### Short exercise:
Every line below must be reproduced exactly. Copy them all.

### Supplied information:
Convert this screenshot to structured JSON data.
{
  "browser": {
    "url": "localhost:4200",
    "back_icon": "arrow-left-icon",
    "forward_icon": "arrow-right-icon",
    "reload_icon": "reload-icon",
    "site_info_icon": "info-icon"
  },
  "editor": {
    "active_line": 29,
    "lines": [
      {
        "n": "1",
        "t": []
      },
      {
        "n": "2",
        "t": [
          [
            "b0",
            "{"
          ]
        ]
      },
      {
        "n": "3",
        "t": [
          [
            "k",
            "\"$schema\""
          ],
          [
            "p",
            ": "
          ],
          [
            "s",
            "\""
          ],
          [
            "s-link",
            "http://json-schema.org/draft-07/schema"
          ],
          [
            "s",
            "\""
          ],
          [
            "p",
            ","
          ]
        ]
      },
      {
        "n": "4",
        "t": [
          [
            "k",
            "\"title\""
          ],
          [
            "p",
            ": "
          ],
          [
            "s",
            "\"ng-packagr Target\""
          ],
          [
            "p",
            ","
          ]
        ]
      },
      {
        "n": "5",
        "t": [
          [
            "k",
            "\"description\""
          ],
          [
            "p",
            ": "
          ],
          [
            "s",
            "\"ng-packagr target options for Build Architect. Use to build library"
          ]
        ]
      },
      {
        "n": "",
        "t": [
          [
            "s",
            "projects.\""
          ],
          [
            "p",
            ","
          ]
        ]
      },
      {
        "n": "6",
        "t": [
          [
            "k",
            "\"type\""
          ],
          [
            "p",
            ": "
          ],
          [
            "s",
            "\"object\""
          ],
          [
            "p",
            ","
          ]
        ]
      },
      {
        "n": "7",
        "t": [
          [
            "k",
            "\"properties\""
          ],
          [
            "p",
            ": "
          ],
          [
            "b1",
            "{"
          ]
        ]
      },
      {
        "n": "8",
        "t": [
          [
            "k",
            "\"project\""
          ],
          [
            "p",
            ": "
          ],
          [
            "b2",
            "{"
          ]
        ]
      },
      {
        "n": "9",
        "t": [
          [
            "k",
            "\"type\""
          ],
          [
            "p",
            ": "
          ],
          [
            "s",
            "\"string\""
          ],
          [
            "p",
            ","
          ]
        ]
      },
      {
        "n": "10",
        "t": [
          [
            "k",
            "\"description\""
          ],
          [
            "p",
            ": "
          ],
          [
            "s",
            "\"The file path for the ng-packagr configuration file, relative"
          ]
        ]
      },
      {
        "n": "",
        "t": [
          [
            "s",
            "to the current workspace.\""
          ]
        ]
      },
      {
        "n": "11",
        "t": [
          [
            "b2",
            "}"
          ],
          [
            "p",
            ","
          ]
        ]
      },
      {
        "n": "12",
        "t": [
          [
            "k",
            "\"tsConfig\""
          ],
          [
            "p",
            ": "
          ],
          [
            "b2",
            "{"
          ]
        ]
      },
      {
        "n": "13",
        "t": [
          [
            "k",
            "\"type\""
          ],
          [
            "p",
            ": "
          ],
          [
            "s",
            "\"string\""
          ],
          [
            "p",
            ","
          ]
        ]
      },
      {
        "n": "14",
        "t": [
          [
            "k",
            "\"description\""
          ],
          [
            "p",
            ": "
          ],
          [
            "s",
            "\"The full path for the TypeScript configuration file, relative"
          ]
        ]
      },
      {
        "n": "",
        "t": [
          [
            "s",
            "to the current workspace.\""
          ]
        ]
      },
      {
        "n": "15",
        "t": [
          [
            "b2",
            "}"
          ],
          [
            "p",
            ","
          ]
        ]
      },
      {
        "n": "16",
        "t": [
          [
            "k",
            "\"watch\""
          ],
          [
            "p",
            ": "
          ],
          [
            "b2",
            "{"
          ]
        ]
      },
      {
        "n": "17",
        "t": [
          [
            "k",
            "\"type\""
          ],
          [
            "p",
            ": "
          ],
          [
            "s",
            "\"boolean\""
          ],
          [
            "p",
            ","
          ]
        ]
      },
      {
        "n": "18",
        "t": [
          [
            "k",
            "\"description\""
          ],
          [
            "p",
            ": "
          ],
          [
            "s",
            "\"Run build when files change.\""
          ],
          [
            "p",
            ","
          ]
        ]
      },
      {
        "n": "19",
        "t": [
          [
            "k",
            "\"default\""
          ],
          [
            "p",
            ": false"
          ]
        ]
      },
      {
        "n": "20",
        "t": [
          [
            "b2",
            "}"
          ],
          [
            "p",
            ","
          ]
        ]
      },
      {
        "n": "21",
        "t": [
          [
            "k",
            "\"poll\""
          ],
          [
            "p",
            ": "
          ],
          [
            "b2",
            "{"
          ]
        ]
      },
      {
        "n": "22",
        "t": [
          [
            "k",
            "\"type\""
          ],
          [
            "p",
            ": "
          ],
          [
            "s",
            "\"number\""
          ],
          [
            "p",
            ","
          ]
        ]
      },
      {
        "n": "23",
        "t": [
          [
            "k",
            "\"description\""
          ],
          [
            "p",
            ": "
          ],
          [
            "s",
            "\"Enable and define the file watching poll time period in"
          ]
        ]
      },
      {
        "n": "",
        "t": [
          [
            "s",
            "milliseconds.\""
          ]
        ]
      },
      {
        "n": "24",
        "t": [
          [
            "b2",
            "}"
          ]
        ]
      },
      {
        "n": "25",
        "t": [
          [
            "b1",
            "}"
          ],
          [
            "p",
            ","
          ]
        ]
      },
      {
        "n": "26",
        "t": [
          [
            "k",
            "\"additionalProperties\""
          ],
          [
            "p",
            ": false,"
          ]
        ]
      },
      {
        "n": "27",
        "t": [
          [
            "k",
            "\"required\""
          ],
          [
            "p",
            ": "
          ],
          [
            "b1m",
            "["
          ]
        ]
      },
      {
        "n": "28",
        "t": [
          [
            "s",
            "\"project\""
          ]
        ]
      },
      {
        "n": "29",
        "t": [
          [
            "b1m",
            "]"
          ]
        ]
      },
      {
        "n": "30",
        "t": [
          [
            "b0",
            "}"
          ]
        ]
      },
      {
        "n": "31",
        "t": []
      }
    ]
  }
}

### Exercise response:
Convert this screenshot to structured JSON data.
{
  "browser": {
    "url": "localhost:4200",
    "back_icon": "arrow-left-icon",
    "forward_icon": "arrow-right-icon",
    "reload_icon": "reload-icon",
    "site_info_icon": "info-icon"
  },
  "editor": {
    "active_line": 29,
    "lines": [
      {
        "n": "1",
        "t": []
      },
      {
        "n": "2",
        "t": [
          [
            "b0",
            "{"
          ]
        ]
      },
      {
        "n": "3",
        "t": [
          [
            "k",
            "\"$schema\""
          ],
          [
            "p",
            ": "
          ],
          [
            "s",
            "\""
          ],
          [
            "s-link",
            "http://json-schema.org/draft-07/schema"
          ],
          [
            "s",
            "\""
          ],
          [
            "p",
            ","
          ]
        ]
      },
      {
        "n": "4",
        "t": [
          [
            "k",
            "\"title\""
          ],
          [
            "p",
            ": "
          ],
          [
            "s",
            "\"ng-packagr Target\""
          ],
          [
            "p",
            ","
          ]
        ]
      },
      {
        "n": "5",
        "t": [
          [
            "k",
            "\"description\""
          ],
          [
            "p",
            ": "
          ],
          [
            "s",
            "\"ng-packagr target options for Build Architect. Use to build library"
          ]
        ]
      },
      {
        "n": "",
        "t": [
          [
            "s",
            "projects.\""
          ],
          [
            "p",
            ","
          ]
        ]
      },
      {
        "n": "6",
        "t": [
          [
            "k",
            "\"type\""
          ],
          [
            "p",
            ": "
          ],
          [
            "s",
            "\"object\""
          ],
          [
            "p",
            ","
          ]
        ]
      },
      {
        "n": "7",
        "t": [
          [
            "k",
            "\"properties\""
          ],
          [
            "p",
            ": "
          ],
          [
            "b1",
            "{"
          ]
        ]
      },
      {
        "n": "8",
        "t": [
          [
            "k",
            "\"project\""
          ],
          [
            "p",
            ": "
          ],
          [
            "b2",
            "{"
          ]
        ]
      },
      {
        "n": "9",
        "t": [
          [
            "k",
            "\"type\""
          ],
          [
            "p",
            ": "
          ],
          [
            "s",
            "\"string\""
          ],
          [
            "p",
            ","
          ]
        ]
      },
      {
        "n": "10",
        "t": [
          [
            "k",
            "\"description\""
          ],
          [
            "p",
            ": "
          ],
          [
            "s",
            "\"The file path for the ng-packagr configuration file, relative"
          ]
        ]
      },
      {
        "n": "",
        "t": [
          [
            "s",
            "to the current workspace.\""
          ]
        ]
      },
      {
        "n": "11",
        "t": [
          [
            "b2",
            "}"
          ],
          [
            "p",
            ","
          ]
        ]
      },
      {
        "n": "12",
        "t": [
          [
            "k",
            "\"tsConfig\""
          ],
          [
            "p",
            ": "
          ],
          [
            "b2",
            "{"
          ]
        ]
      },
      {
        "n": "13",
        "t": [
          [
            "k",
            "\"type\""
          ],
          [
            "p",
            ": "
          ],
          [
            "s",
            "\"string\""
          ],
          [
            "p",
            ","
          ]
        ]
      },
      {
        "n": "14",
        "t": [
          [
            "k",
            "\"description\""
          ],
          [
            "p",
            ": "
          ],
          [
            "s",
            "\"The full path for the TypeScript configuration file, relative"
          ]
        ]
      },
      {
        "n": "",
        "t": [
          [
            "s",
            "to the current workspace.\""
          ]
        ]
      },
      {
        "n": "15",
        "t": [
          [
            "b2",
            "}"
          ],
          [
            "p",
            ","
          ]
        ]
      },
      {
        "n": "16",
        "t": [
          [
            "k",
            "\"watch\""
          ],
          [
            "p",
            ": "
          ],
          [
            "b2",
            "{"
          ]
        ]
      },
      {
        "n": "17",
        "t": [
          [
            "k",
            "\"type\""
          ],
          [
            "p",
            ": "
          ],
          [
            "s",
            "\"boolean\""
          ],
          [
            "p",
            ","
          ]
        ]
      },
      {
        "n": "18",
        "t": [
          [
            "k",
            "\"description\""
          ],
          [
            "p",
            ": "
          ],
          [
            "s",
            "\"Run build when files change.\""
          ],
          [
            "p",
            ","
          ]
        ]
      },
      {
        "n": "19",
        "t": [
          [
            "k",
            "\"default\""
          ],
          [
            "p",
            ": false"
          ]
        ]
      },
      {
        "n": "20",
        "t": [
          [
            "b2",
            "}"
          ],
          [
            "p",
            ","
          ]
        ]
      },
      {
        "n": "21",
        "t": [
          [
            "k",
            "\"poll\""
          ],
          [
            "p",
            ": "
          ],
          [
            "b2",
            "{"
          ]
        ]
      },
      {
        "n": "22",
        "t": [
          [
            "k",
            "\"type\""
          ],
          [
            "p",
            ": "
          ],
          [
            "s",
            "\"number\""
          ],
          [
            "p",
            ","
          ]
        ]
      },
      {
        "n": "23",
        "t": [
          [
            "k",
            "\"description\""
          ],
          [
            "p",
            ": "
          ],
          [
            "s",
            "\"Enable and define the file watching poll time period in"
          ]
        ]
      },
      {
        "n": "",
        "t": [
          [
            "s",
            "milliseconds.\""
          ]
        ]
      },
      {
        "n": "24",
        "t": [
          [
            "b2",
            "}"
          ]
        ]
      },
      {
        "n": "25",
        "t": [
          [
            "b1",
            "}"
          ],
          [
            "p",
            ","
          ]
        ]
      },
      {
        "n": "26",
        "t": [
          [
            "k",
            "\"additionalProperties\""
          ],
          [
            "p",
            ": false,"
          ]
        ]
      },
      {
        "n": "27",
        "t": [
          [
            "k",
            "\"required\""
          ],
          [
            "p",
            ": "
          ],
          [
            "b1m",
            "["
          ]
        ]
      },
      {
        "n": "28",
        "t": [
          [
            "s",
            "\"project\""
          ]
        ]
      },
      {
        "n": "29",
        "t": [
          [
            "b1m",
            "]"
          ]
        ]
      },
      {
        "n": "30",
        "t": [
          [
            "b0",
            "}"
          ]
        ]
      },
      {
        "n": "31",
        "t": []
      }
    ]
  }
}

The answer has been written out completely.